/---

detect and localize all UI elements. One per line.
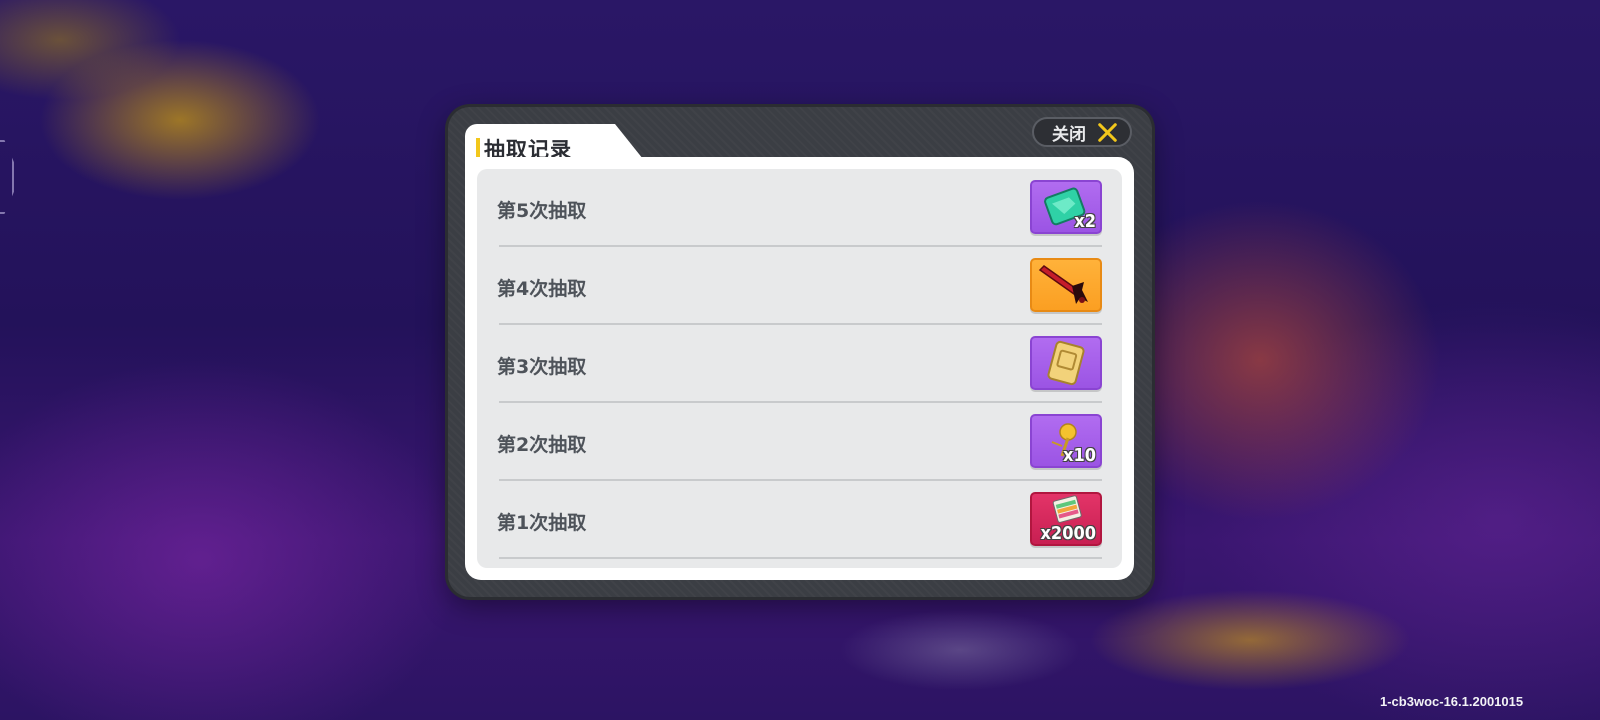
record-row-5: 第5次抽取 x2 — [477, 169, 1122, 247]
record-list: 第5次抽取 x2 第4次抽取 第3次抽取 第2次抽取 x10 第1次抽取 x20… — [477, 169, 1122, 568]
record-label: 第1次抽取 — [497, 512, 587, 534]
close-icon — [1096, 121, 1118, 143]
close-button-label: 关闭 — [1052, 124, 1086, 145]
reward-item-red-sword[interactable] — [1030, 258, 1102, 312]
record-row-3: 第3次抽取 — [477, 325, 1122, 403]
red-sword-icon — [1038, 265, 1088, 304]
title-accent-bar — [476, 138, 480, 158]
reward-item-cards-stack[interactable]: x2000 — [1030, 492, 1102, 546]
record-row-2: 第2次抽取 x10 — [477, 403, 1122, 481]
record-row-1: 第1次抽取 x2000 — [477, 481, 1122, 559]
record-label: 第5次抽取 — [497, 200, 587, 222]
close-button[interactable]: 关闭 — [1032, 117, 1132, 147]
record-label: 第2次抽取 — [497, 434, 587, 456]
side-panel-edge — [0, 140, 14, 214]
item-quantity: x2000 — [1040, 523, 1096, 544]
record-row-4: 第4次抽取 — [477, 247, 1122, 325]
reward-item-gold-flower[interactable]: x10 — [1030, 414, 1102, 468]
gold-ticket-icon — [1047, 340, 1085, 386]
item-quantity: x10 — [1063, 445, 1096, 466]
reward-item-gold-ticket[interactable] — [1030, 336, 1102, 390]
record-panel: 第5次抽取 x2 第4次抽取 第3次抽取 第2次抽取 x10 第1次抽取 x20… — [465, 157, 1134, 580]
item-quantity: x2 — [1074, 211, 1096, 232]
row-divider — [499, 557, 1102, 559]
record-label: 第4次抽取 — [497, 278, 587, 300]
reward-item-green-crystal[interactable]: x2 — [1030, 180, 1102, 234]
record-label: 第3次抽取 — [497, 356, 587, 378]
version-label: 1-cb3woc-16.1.2001015 — [1380, 694, 1524, 709]
draw-record-dialog: 抽取记录 关闭 第5次抽取 x2 第4次抽取 第3次抽取 第2次抽取 x10 第… — [448, 107, 1152, 597]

\---

• _TO DO_
Rewrite each line of the listing above as one string in a JSON list, skipping blank lines. Leave the picture out of the answer.

• _THE RESULT_
[
  "detect and localize all UI elements. One per line.",
  "record-row-5: 第5次抽取 x2 — [477, 169, 1122, 247]",
  "record-list: 第5次抽取 x2 第4次抽取 第3次抽取 第2次抽取 x10 第1次抽取 x20… — [477, 169, 1122, 568]",
  "record-label: 第1次抽取 — [497, 512, 587, 534]",
  "close-icon — [1096, 121, 1118, 143]",
  "close-button-label: 关闭 — [1052, 124, 1086, 145]",
  "reward-item-red-sword[interactable] — [1030, 258, 1102, 312]",
  "record-row-3: 第3次抽取 — [477, 325, 1122, 403]",
  "red-sword-icon — [1038, 265, 1088, 304]",
  "title-accent-bar — [476, 138, 480, 158]",
  "reward-item-cards-stack[interactable]: x2000 — [1030, 492, 1102, 546]",
  "record-row-2: 第2次抽取 x10 — [477, 403, 1122, 481]",
  "record-row-1: 第1次抽取 x2000 — [477, 481, 1122, 559]",
  "record-label: 第5次抽取 — [497, 200, 587, 222]",
  "close-button[interactable]: 关闭 — [1032, 117, 1132, 147]",
  "record-label: 第2次抽取 — [497, 434, 587, 456]",
  "side-panel-edge — [0, 140, 14, 214]",
  "item-quantity: x2000 — [1040, 523, 1096, 544]",
  "record-row-4: 第4次抽取 — [477, 247, 1122, 325]",
  "reward-item-gold-flower[interactable]: x10 — [1030, 414, 1102, 468]",
  "gold-ticket-icon — [1047, 340, 1085, 386]",
  "item-quantity: x10 — [1063, 445, 1096, 466]",
  "reward-item-gold-ticket[interactable] — [1030, 336, 1102, 390]",
  "record-panel: 第5次抽取 x2 第4次抽取 第3次抽取 第2次抽取 x10 第1次抽取 x20… — [465, 157, 1134, 580]",
  "item-quantity: x2 — [1074, 211, 1096, 232]",
  "row-divider — [499, 557, 1102, 559]",
  "record-label: 第4次抽取 — [497, 278, 587, 300]",
  "reward-item-green-crystal[interactable]: x2 — [1030, 180, 1102, 234]",
  "record-label: 第3次抽取 — [497, 356, 587, 378]",
  "version-label: 1-cb3woc-16.1.2001015 — [1380, 694, 1524, 709]",
  "draw-record-dialog: 抽取记录 关闭 第5次抽取 x2 第4次抽取 第3次抽取 第2次抽取 x10 第… — [448, 107, 1152, 597]"
]